* **What to do**:
Using the records provided below, locate and copy each line that contains the word "skupiny".

Data entries
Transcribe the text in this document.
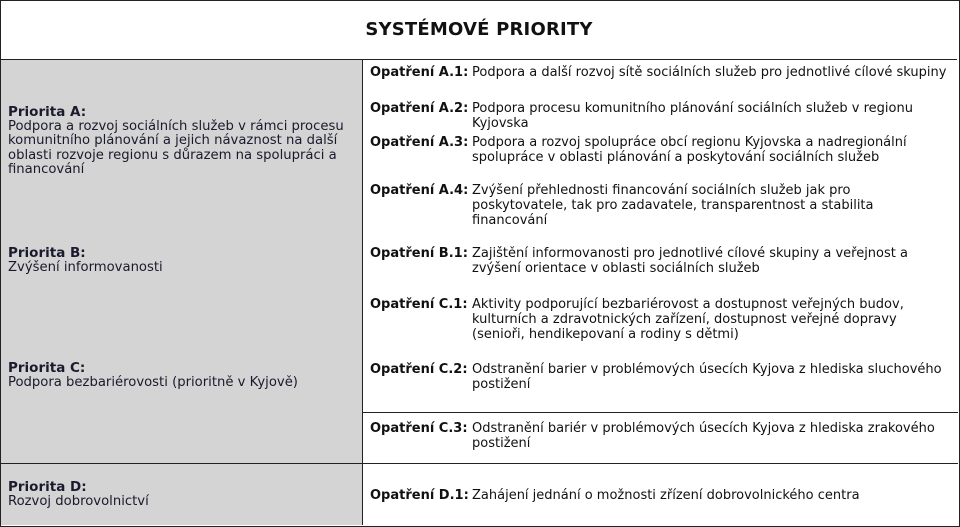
SYSTÉMOVÉ PRIORITY
Priorita A:
Podpora a rozvoj sociálních služeb v rámci procesu komunitního plánování a jejich návaznost na další oblasti rozvoje regionu s důrazem na spolupráci a financování
Priorita B:
Zvýšení informovanosti
Priorita C:
Podpora bezbariérovosti (prioritně v Kyjově)
Priorita D:
Rozvoj dobrovolnictví
Opatření A.1: Podpora a další rozvoj sítě sociálních služeb pro jednotlivé cílové skupiny
Opatření A.2: Podpora procesu komunitního plánování sociálních služeb v regionu Kyjovska
Opatření A.3: Podpora a rozvoj spolupráce obcí regionu Kyjovska a nadregionální spolupráce v oblasti plánování a poskytování sociálních služeb
Opatření A.4: Zvýšení přehlednosti financování sociálních služeb jak pro poskytovatele, tak pro zadavatele, transparentnost a stabilita financování
Opatření B.1: Zajištění informovanosti pro jednotlivé cílové skupiny a veřejnost a zvýšení orientace v oblasti sociálních služeb
Opatření C.1: Aktivity podporující bezbariérovost a dostupnost veřejných budov, kulturních a zdravotnických zařízení, dostupnost veřejné dopravy (senioři, hendikepovaní a rodiny s dětmi)
Opatření C.2: Odstranění barier v problémových úsecích Kyjova z hlediska sluchového postižení
Opatření C.3: Odstranění bariér v problémových úsecích Kyjova z hlediska zrakového postižení
Opatření D.1: Zahájení jednání o možnosti zřízení dobrovolnického centra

* **Answer in full**:
Opatření A.1: Podpora a další rozvoj sítě sociálních služeb pro jednotlivé cílové skupiny
Opatření B.1: Zajištění informovanosti pro jednotlivé cílové skupiny a veřejnost a zvýšení orientace v oblasti sociálních služeb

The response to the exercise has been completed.